#### Set problem
Below are some records; give them all again exactly, but not the pictures.

#### Supplied entries
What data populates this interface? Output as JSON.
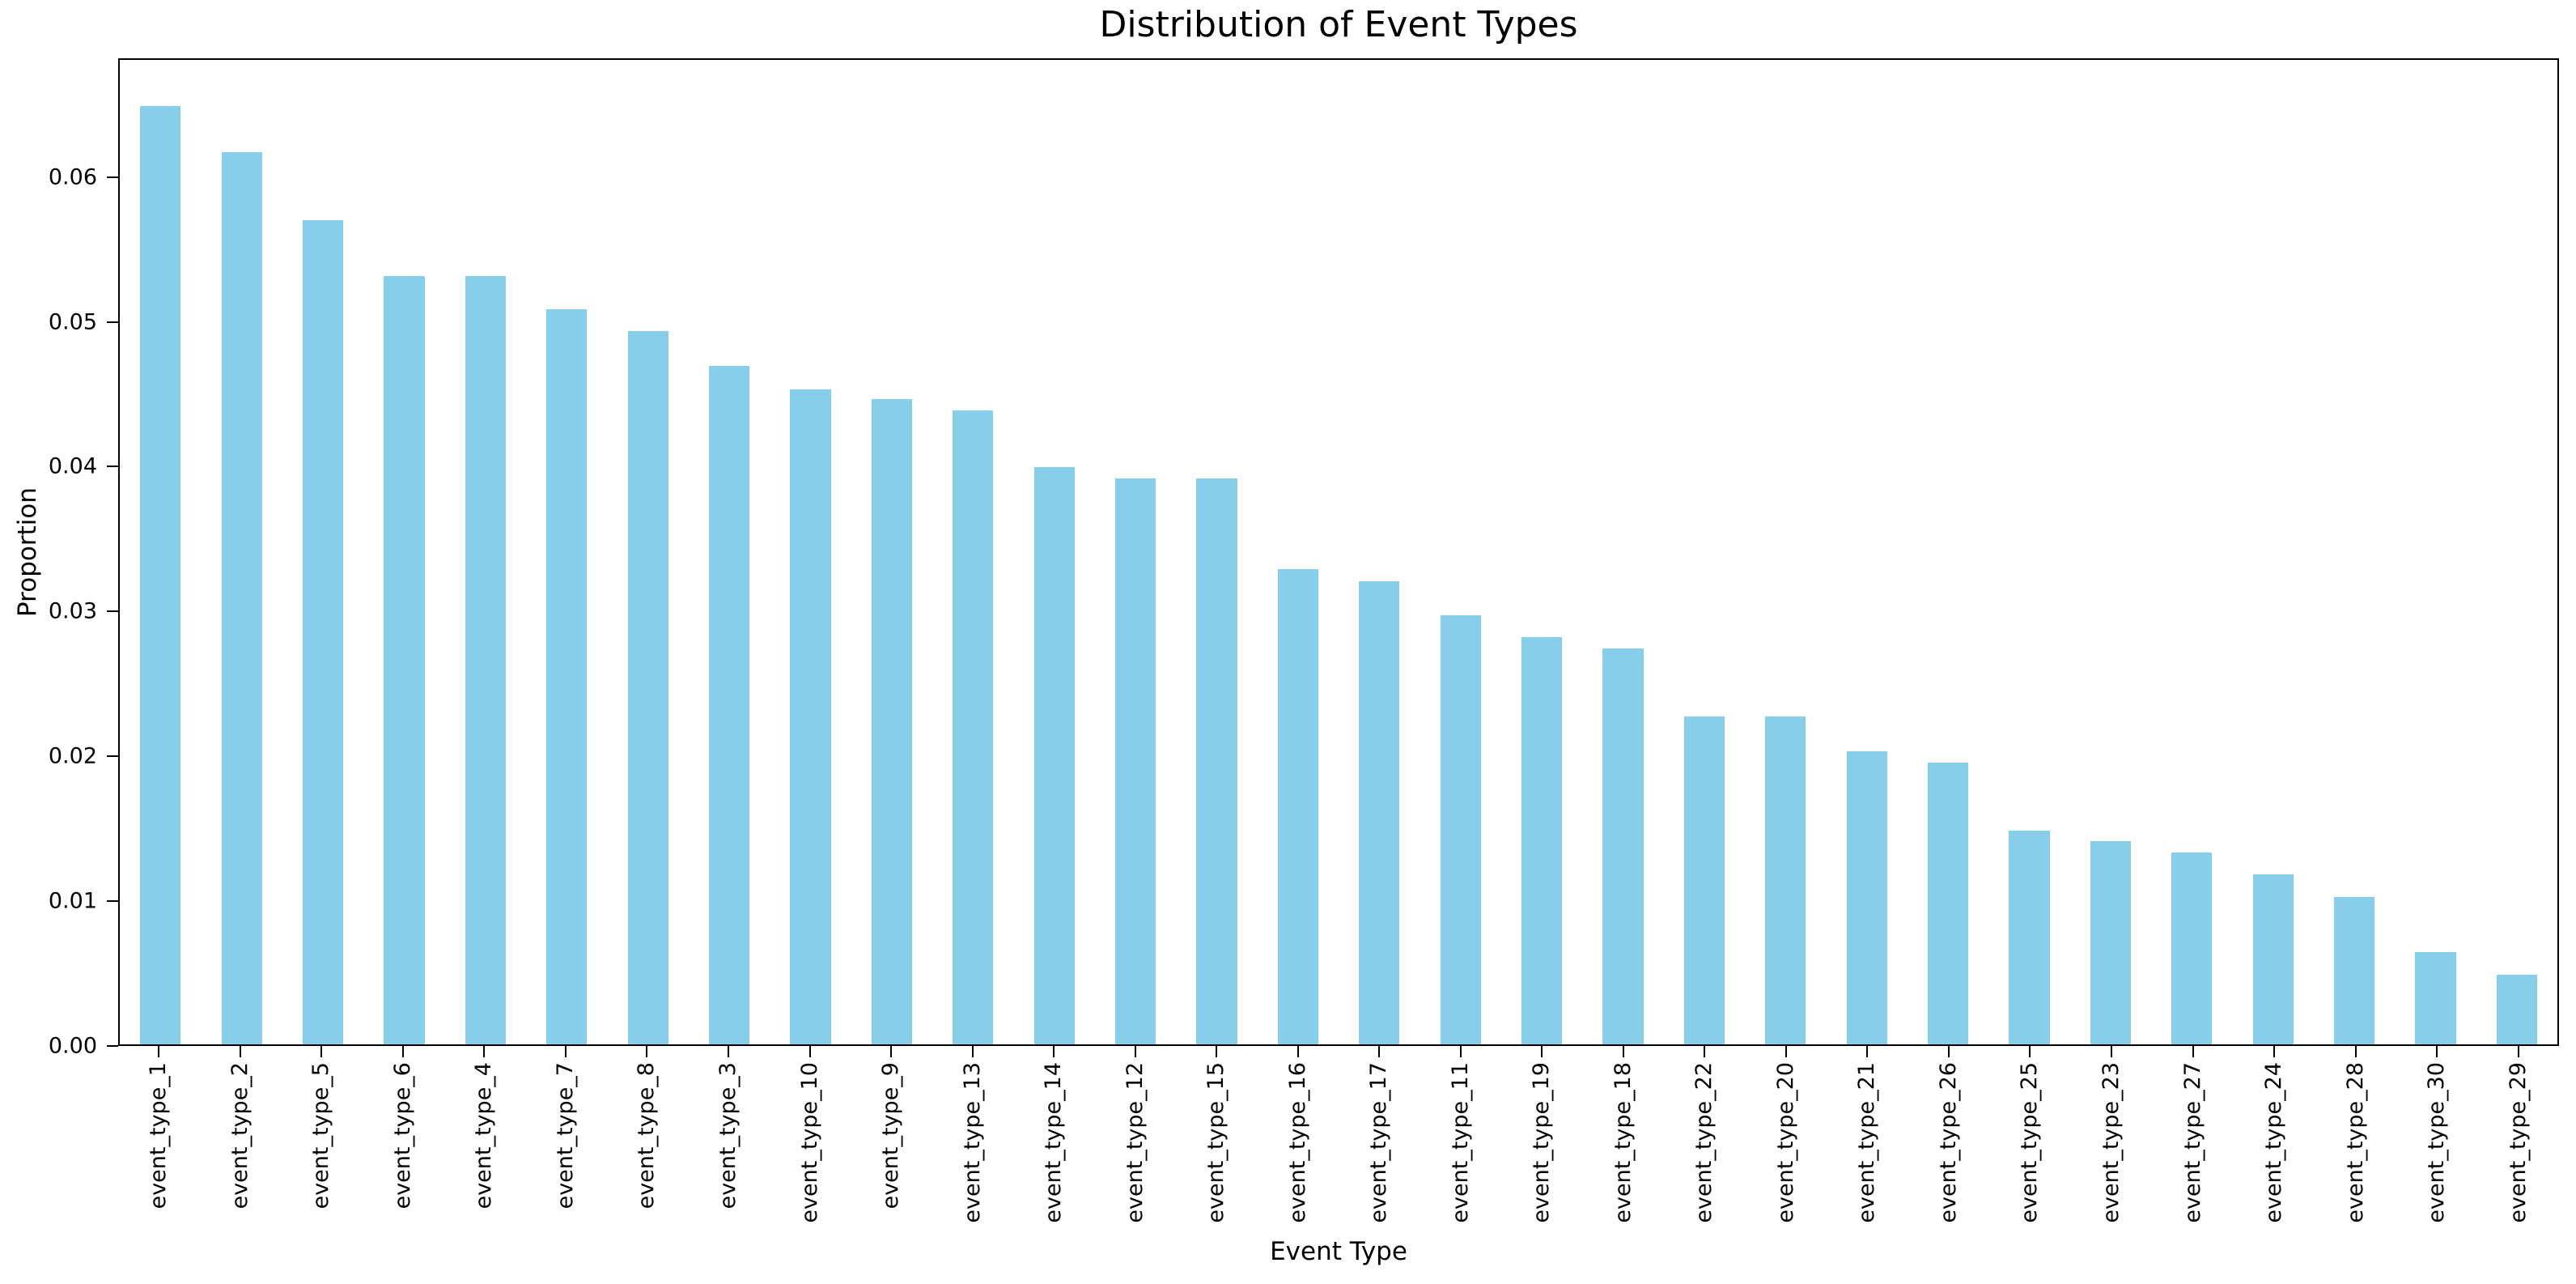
{
  "figure": {
    "title": "Distribution of Event Types",
    "xlabel": "Event Type",
    "ylabel": "Proportion"
  },
  "chart_data": {
    "type": "bar",
    "title": "Distribution of Event Types",
    "xlabel": "Event Type",
    "ylabel": "Proportion",
    "bar_color": "#87CEEB",
    "background_color": "#ffffff",
    "spine_color": "#000000",
    "grid": false,
    "legend": false,
    "ylim": [
      0,
      0.0682
    ],
    "yticks": [
      "0.00",
      "0.01",
      "0.02",
      "0.03",
      "0.04",
      "0.05",
      "0.06"
    ],
    "x_tick_label_rotation": 90,
    "categories": [
      "event_type_1",
      "event_type_2",
      "event_type_5",
      "event_type_6",
      "event_type_4",
      "event_type_7",
      "event_type_8",
      "event_type_3",
      "event_type_10",
      "event_type_9",
      "event_type_13",
      "event_type_14",
      "event_type_12",
      "event_type_15",
      "event_type_16",
      "event_type_17",
      "event_type_11",
      "event_type_19",
      "event_type_18",
      "event_type_22",
      "event_type_20",
      "event_type_21",
      "event_type_26",
      "event_type_25",
      "event_type_23",
      "event_type_27",
      "event_type_24",
      "event_type_28",
      "event_type_30",
      "event_type_29"
    ],
    "values": [
      0.065,
      0.0618,
      0.0571,
      0.0532,
      0.0532,
      0.0509,
      0.0494,
      0.047,
      0.0454,
      0.0447,
      0.0439,
      0.04,
      0.0392,
      0.0392,
      0.0329,
      0.0321,
      0.0297,
      0.0282,
      0.0274,
      0.0227,
      0.0227,
      0.0203,
      0.0195,
      0.0148,
      0.0141,
      0.0133,
      0.0118,
      0.0102,
      0.0064,
      0.0048
    ]
  }
}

#### Problem solution
What data populates this interface? Output as JSON.
{
  "figure": {
    "title": "Distribution of Event Types",
    "xlabel": "Event Type",
    "ylabel": "Proportion"
  },
  "chart_data": {
    "type": "bar",
    "title": "Distribution of Event Types",
    "xlabel": "Event Type",
    "ylabel": "Proportion",
    "bar_color": "#87CEEB",
    "background_color": "#ffffff",
    "spine_color": "#000000",
    "grid": false,
    "legend": false,
    "ylim": [
      0,
      0.0682
    ],
    "yticks": [
      "0.00",
      "0.01",
      "0.02",
      "0.03",
      "0.04",
      "0.05",
      "0.06"
    ],
    "x_tick_label_rotation": 90,
    "categories": [
      "event_type_1",
      "event_type_2",
      "event_type_5",
      "event_type_6",
      "event_type_4",
      "event_type_7",
      "event_type_8",
      "event_type_3",
      "event_type_10",
      "event_type_9",
      "event_type_13",
      "event_type_14",
      "event_type_12",
      "event_type_15",
      "event_type_16",
      "event_type_17",
      "event_type_11",
      "event_type_19",
      "event_type_18",
      "event_type_22",
      "event_type_20",
      "event_type_21",
      "event_type_26",
      "event_type_25",
      "event_type_23",
      "event_type_27",
      "event_type_24",
      "event_type_28",
      "event_type_30",
      "event_type_29"
    ],
    "values": [
      0.065,
      0.0618,
      0.0571,
      0.0532,
      0.0532,
      0.0509,
      0.0494,
      0.047,
      0.0454,
      0.0447,
      0.0439,
      0.04,
      0.0392,
      0.0392,
      0.0329,
      0.0321,
      0.0297,
      0.0282,
      0.0274,
      0.0227,
      0.0227,
      0.0203,
      0.0195,
      0.0148,
      0.0141,
      0.0133,
      0.0118,
      0.0102,
      0.0064,
      0.0048
    ]
  }
}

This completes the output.